■ WHAT YOU NEED TO DO
Identify the lines that include the word "用药指导与患者教育", then copy all of them.

■ INPUT
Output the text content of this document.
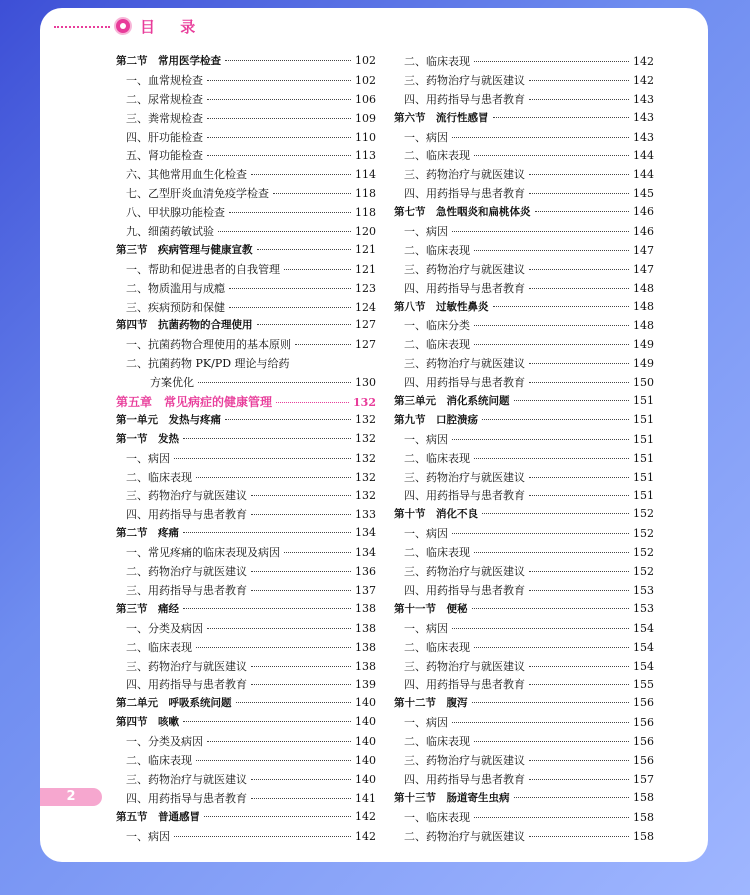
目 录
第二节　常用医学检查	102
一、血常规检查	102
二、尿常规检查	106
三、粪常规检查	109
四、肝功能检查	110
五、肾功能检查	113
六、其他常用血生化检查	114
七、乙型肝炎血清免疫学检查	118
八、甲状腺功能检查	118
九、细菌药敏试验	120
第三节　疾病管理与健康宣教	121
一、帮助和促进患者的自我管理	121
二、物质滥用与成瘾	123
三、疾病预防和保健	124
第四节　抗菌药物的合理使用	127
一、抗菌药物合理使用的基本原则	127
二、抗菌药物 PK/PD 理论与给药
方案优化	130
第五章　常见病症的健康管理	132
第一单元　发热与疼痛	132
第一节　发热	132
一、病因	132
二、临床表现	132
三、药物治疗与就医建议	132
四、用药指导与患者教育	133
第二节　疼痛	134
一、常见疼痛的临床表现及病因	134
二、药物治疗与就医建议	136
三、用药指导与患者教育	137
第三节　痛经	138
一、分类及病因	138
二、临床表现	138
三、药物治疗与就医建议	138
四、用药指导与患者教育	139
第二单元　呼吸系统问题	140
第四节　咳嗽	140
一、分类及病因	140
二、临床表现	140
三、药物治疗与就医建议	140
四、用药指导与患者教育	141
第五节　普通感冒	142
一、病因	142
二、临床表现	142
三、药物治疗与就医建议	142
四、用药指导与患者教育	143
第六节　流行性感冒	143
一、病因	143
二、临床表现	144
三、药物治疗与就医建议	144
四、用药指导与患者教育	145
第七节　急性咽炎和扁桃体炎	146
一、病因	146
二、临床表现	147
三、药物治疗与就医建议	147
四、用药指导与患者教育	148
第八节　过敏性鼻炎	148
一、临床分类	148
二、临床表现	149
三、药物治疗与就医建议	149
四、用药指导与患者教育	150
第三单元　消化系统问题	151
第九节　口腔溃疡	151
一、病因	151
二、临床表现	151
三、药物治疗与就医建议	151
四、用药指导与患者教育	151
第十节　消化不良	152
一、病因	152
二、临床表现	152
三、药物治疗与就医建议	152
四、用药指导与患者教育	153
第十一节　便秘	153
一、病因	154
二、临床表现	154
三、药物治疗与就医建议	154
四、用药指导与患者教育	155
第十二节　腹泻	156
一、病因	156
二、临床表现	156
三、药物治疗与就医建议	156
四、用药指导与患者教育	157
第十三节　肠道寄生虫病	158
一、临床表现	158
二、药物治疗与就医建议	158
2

■ EXERCISE RESPONSE
四、用药指导与患者教育	133
三、用药指导与患者教育	137
四、用药指导与患者教育	139
四、用药指导与患者教育	141
四、用药指导与患者教育	143
四、用药指导与患者教育	145
四、用药指导与患者教育	148
四、用药指导与患者教育	150
四、用药指导与患者教育	151
四、用药指导与患者教育	153
四、用药指导与患者教育	155
四、用药指导与患者教育	157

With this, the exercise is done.